Start of The records

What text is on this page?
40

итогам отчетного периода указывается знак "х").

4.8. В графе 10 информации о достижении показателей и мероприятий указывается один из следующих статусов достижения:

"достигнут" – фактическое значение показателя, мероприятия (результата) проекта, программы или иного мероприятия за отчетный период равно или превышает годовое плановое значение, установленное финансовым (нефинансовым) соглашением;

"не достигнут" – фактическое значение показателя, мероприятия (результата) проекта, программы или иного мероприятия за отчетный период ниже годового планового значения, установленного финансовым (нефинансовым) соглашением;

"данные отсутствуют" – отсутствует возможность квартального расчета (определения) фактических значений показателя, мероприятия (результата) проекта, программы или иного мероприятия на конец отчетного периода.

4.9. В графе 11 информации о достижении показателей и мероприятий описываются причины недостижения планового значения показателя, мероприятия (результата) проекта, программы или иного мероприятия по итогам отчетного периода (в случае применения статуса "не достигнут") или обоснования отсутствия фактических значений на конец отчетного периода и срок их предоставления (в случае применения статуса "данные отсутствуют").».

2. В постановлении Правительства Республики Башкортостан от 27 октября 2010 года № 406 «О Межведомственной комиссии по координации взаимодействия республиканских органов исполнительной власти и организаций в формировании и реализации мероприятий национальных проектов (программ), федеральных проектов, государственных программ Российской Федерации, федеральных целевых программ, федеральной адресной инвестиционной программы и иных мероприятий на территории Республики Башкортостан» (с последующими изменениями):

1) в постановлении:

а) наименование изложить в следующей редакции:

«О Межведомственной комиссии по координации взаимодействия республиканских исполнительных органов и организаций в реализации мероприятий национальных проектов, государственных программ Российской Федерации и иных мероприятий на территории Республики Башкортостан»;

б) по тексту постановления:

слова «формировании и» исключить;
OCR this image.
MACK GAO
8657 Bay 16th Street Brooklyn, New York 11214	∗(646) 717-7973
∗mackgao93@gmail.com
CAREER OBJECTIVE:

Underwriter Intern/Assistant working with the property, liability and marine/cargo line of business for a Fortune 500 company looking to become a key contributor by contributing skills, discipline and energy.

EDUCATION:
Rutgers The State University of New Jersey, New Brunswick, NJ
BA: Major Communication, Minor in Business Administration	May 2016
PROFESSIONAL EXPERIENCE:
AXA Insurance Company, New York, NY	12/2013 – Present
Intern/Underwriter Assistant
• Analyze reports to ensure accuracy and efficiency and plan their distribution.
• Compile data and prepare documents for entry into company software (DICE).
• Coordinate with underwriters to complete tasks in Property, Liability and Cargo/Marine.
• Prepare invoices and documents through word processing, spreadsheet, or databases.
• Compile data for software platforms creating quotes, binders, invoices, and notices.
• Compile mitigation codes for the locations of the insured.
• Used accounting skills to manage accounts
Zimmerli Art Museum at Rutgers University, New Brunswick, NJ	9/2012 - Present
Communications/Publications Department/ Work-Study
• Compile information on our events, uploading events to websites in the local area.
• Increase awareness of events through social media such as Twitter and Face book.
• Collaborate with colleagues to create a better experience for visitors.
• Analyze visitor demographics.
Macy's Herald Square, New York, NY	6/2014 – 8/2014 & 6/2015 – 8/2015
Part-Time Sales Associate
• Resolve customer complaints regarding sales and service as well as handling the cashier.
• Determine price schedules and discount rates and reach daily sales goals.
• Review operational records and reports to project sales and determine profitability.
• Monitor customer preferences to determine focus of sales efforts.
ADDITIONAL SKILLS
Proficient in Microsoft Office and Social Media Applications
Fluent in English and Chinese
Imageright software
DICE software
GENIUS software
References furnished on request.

End of The records

### Exercise directions
From the listing above, collect every line that mentions the word "мероприятия".

### Task result
"достигнут" – фактическое значение показателя, мероприятия (результата) проекта, программы или иного мероприятия за отчетный период равно или превышает годовое плановое значение, установленное финансовым (нефинансовым) соглашением;
"не достигнут" – фактическое значение показателя, мероприятия (результата) проекта, программы или иного мероприятия за отчетный период ниже годового планового значения, установленного финансовым (нефинансовым) соглашением;
"данные отсутствуют" – отсутствует возможность квартального расчета (определения) фактических значений показателя, мероприятия (результата) проекта, программы или иного мероприятия на конец отчетного периода.
4.9. В графе 11 информации о достижении показателей и мероприятий описываются причины недостижения планового значения показателя, мероприятия (результата) проекта, программы или иного мероприятия по итогам отчетного периода (в случае применения статуса "не достигнут") или обоснования отсутствия фактических значений на конец отчетного периода и срок их предоставления (в случае применения статуса "данные отсутствуют").».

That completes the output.